[Dataset entries]
++++

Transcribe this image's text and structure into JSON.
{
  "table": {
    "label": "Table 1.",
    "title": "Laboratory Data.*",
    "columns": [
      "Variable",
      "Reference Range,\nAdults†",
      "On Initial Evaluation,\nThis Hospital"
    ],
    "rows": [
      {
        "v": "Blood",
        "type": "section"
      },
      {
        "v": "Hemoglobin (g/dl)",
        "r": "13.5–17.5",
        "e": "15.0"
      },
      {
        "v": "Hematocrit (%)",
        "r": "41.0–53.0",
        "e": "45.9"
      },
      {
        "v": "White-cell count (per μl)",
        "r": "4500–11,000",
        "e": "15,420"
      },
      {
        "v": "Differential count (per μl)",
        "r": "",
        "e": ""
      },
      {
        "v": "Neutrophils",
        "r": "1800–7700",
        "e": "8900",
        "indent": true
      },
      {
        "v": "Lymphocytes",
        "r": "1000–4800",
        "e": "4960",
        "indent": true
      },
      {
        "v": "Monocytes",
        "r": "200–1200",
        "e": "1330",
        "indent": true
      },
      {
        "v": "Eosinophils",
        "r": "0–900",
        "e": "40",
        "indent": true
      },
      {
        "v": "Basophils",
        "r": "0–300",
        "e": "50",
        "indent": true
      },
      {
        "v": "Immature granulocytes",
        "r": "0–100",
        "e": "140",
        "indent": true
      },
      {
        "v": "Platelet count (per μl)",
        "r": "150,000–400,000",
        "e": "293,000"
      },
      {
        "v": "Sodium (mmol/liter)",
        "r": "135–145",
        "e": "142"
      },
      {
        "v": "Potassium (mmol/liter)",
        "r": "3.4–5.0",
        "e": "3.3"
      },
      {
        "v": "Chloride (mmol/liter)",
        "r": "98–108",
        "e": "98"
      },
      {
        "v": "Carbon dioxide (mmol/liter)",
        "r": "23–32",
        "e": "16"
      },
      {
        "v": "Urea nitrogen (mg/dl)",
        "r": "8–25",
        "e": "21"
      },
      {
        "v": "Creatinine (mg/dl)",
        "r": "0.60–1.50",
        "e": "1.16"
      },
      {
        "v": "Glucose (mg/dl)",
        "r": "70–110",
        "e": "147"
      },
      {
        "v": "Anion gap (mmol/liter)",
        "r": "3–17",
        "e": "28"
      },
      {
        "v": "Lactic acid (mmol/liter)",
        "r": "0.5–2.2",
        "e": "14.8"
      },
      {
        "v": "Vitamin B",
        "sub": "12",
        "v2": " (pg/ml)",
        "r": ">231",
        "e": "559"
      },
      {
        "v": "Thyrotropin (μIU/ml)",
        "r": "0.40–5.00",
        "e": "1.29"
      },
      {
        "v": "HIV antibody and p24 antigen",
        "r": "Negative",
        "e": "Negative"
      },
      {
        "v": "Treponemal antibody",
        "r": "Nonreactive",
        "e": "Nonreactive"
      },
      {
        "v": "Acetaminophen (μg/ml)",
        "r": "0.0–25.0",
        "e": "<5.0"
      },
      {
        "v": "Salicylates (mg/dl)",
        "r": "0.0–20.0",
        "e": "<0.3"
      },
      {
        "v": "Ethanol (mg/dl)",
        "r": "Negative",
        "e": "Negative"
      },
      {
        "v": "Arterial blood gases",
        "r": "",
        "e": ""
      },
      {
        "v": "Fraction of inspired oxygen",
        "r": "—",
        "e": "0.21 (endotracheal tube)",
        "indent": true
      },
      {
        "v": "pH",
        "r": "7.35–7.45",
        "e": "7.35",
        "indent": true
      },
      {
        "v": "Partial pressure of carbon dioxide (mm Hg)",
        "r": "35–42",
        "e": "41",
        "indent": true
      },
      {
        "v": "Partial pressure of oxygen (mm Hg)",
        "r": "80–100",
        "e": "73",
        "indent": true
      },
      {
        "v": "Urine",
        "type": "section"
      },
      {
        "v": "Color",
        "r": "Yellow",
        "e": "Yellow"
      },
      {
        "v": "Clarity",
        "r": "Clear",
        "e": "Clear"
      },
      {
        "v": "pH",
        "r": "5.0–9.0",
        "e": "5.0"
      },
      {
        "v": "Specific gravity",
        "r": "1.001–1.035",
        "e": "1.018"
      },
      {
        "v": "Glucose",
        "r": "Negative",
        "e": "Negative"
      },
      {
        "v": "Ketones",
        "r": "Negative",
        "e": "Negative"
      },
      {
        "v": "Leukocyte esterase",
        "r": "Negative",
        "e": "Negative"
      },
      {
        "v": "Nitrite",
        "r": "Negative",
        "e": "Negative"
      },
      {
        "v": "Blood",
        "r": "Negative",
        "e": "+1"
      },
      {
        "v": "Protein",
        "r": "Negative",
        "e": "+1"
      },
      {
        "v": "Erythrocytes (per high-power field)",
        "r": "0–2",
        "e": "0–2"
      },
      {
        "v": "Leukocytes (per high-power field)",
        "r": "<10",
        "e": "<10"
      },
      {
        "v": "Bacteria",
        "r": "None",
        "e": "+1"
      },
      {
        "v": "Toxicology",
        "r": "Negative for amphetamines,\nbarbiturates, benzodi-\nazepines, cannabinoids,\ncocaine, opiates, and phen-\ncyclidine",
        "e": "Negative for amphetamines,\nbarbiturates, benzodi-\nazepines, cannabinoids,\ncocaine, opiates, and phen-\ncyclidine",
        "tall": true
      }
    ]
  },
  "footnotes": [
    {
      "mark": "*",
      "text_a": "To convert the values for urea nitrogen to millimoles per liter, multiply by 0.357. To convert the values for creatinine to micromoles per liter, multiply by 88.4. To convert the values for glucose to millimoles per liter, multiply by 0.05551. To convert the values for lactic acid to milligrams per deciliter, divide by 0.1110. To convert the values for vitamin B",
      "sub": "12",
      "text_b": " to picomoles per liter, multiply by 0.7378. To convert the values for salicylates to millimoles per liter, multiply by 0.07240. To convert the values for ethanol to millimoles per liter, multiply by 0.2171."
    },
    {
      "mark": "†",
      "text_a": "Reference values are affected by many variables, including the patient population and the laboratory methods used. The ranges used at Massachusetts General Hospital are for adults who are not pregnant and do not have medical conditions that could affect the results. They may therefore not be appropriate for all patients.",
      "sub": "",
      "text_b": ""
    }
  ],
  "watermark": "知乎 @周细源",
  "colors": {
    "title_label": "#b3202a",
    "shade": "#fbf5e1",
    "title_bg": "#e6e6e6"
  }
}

++++

# [INSTRUCTIONS FOR THE TASK]
Return the entries above exactly as they appear.

# [FINISHED TASK]
Transcribe this image's text and structure into JSON.
{
  "table": {
    "label": "Table 1.",
    "title": "Laboratory Data.*",
    "columns": [
      "Variable",
      "Reference Range,\nAdults†",
      "On Initial Evaluation,\nThis Hospital"
    ],
    "rows": [
      {
        "v": "Blood",
        "type": "section"
      },
      {
        "v": "Hemoglobin (g/dl)",
        "r": "13.5–17.5",
        "e": "15.0"
      },
      {
        "v": "Hematocrit (%)",
        "r": "41.0–53.0",
        "e": "45.9"
      },
      {
        "v": "White-cell count (per μl)",
        "r": "4500–11,000",
        "e": "15,420"
      },
      {
        "v": "Differential count (per μl)",
        "r": "",
        "e": ""
      },
      {
        "v": "Neutrophils",
        "r": "1800–7700",
        "e": "8900",
        "indent": true
      },
      {
        "v": "Lymphocytes",
        "r": "1000–4800",
        "e": "4960",
        "indent": true
      },
      {
        "v": "Monocytes",
        "r": "200–1200",
        "e": "1330",
        "indent": true
      },
      {
        "v": "Eosinophils",
        "r": "0–900",
        "e": "40",
        "indent": true
      },
      {
        "v": "Basophils",
        "r": "0–300",
        "e": "50",
        "indent": true
      },
      {
        "v": "Immature granulocytes",
        "r": "0–100",
        "e": "140",
        "indent": true
      },
      {
        "v": "Platelet count (per μl)",
        "r": "150,000–400,000",
        "e": "293,000"
      },
      {
        "v": "Sodium (mmol/liter)",
        "r": "135–145",
        "e": "142"
      },
      {
        "v": "Potassium (mmol/liter)",
        "r": "3.4–5.0",
        "e": "3.3"
      },
      {
        "v": "Chloride (mmol/liter)",
        "r": "98–108",
        "e": "98"
      },
      {
        "v": "Carbon dioxide (mmol/liter)",
        "r": "23–32",
        "e": "16"
      },
      {
        "v": "Urea nitrogen (mg/dl)",
        "r": "8–25",
        "e": "21"
      },
      {
        "v": "Creatinine (mg/dl)",
        "r": "0.60–1.50",
        "e": "1.16"
      },
      {
        "v": "Glucose (mg/dl)",
        "r": "70–110",
        "e": "147"
      },
      {
        "v": "Anion gap (mmol/liter)",
        "r": "3–17",
        "e": "28"
      },
      {
        "v": "Lactic acid (mmol/liter)",
        "r": "0.5–2.2",
        "e": "14.8"
      },
      {
        "v": "Vitamin B",
        "sub": "12",
        "v2": " (pg/ml)",
        "r": ">231",
        "e": "559"
      },
      {
        "v": "Thyrotropin (μIU/ml)",
        "r": "0.40–5.00",
        "e": "1.29"
      },
      {
        "v": "HIV antibody and p24 antigen",
        "r": "Negative",
        "e": "Negative"
      },
      {
        "v": "Treponemal antibody",
        "r": "Nonreactive",
        "e": "Nonreactive"
      },
      {
        "v": "Acetaminophen (μg/ml)",
        "r": "0.0–25.0",
        "e": "<5.0"
      },
      {
        "v": "Salicylates (mg/dl)",
        "r": "0.0–20.0",
        "e": "<0.3"
      },
      {
        "v": "Ethanol (mg/dl)",
        "r": "Negative",
        "e": "Negative"
      },
      {
        "v": "Arterial blood gases",
        "r": "",
        "e": ""
      },
      {
        "v": "Fraction of inspired oxygen",
        "r": "—",
        "e": "0.21 (endotracheal tube)",
        "indent": true
      },
      {
        "v": "pH",
        "r": "7.35–7.45",
        "e": "7.35",
        "indent": true
      },
      {
        "v": "Partial pressure of carbon dioxide (mm Hg)",
        "r": "35–42",
        "e": "41",
        "indent": true
      },
      {
        "v": "Partial pressure of oxygen (mm Hg)",
        "r": "80–100",
        "e": "73",
        "indent": true
      },
      {
        "v": "Urine",
        "type": "section"
      },
      {
        "v": "Color",
        "r": "Yellow",
        "e": "Yellow"
      },
      {
        "v": "Clarity",
        "r": "Clear",
        "e": "Clear"
      },
      {
        "v": "pH",
        "r": "5.0–9.0",
        "e": "5.0"
      },
      {
        "v": "Specific gravity",
        "r": "1.001–1.035",
        "e": "1.018"
      },
      {
        "v": "Glucose",
        "r": "Negative",
        "e": "Negative"
      },
      {
        "v": "Ketones",
        "r": "Negative",
        "e": "Negative"
      },
      {
        "v": "Leukocyte esterase",
        "r": "Negative",
        "e": "Negative"
      },
      {
        "v": "Nitrite",
        "r": "Negative",
        "e": "Negative"
      },
      {
        "v": "Blood",
        "r": "Negative",
        "e": "+1"
      },
      {
        "v": "Protein",
        "r": "Negative",
        "e": "+1"
      },
      {
        "v": "Erythrocytes (per high-power field)",
        "r": "0–2",
        "e": "0–2"
      },
      {
        "v": "Leukocytes (per high-power field)",
        "r": "<10",
        "e": "<10"
      },
      {
        "v": "Bacteria",
        "r": "None",
        "e": "+1"
      },
      {
        "v": "Toxicology",
        "r": "Negative for amphetamines,\nbarbiturates, benzodi-\nazepines, cannabinoids,\ncocaine, opiates, and phen-\ncyclidine",
        "e": "Negative for amphetamines,\nbarbiturates, benzodi-\nazepines, cannabinoids,\ncocaine, opiates, and phen-\ncyclidine",
        "tall": true
      }
    ]
  },
  "footnotes": [
    {
      "mark": "*",
      "text_a": "To convert the values for urea nitrogen to millimoles per liter, multiply by 0.357. To convert the values for creatinine to micromoles per liter, multiply by 88.4. To convert the values for glucose to millimoles per liter, multiply by 0.05551. To convert the values for lactic acid to milligrams per deciliter, divide by 0.1110. To convert the values for vitamin B",
      "sub": "12",
      "text_b": " to picomoles per liter, multiply by 0.7378. To convert the values for salicylates to millimoles per liter, multiply by 0.07240. To convert the values for ethanol to millimoles per liter, multiply by 0.2171."
    },
    {
      "mark": "†",
      "text_a": "Reference values are affected by many variables, including the patient population and the laboratory methods used. The ranges used at Massachusetts General Hospital are for adults who are not pregnant and do not have medical conditions that could affect the results. They may therefore not be appropriate for all patients.",
      "sub": "",
      "text_b": ""
    }
  ],
  "watermark": "知乎 @周细源",
  "colors": {
    "title_label": "#b3202a",
    "shade": "#fbf5e1",
    "title_bg": "#e6e6e6"
  }
}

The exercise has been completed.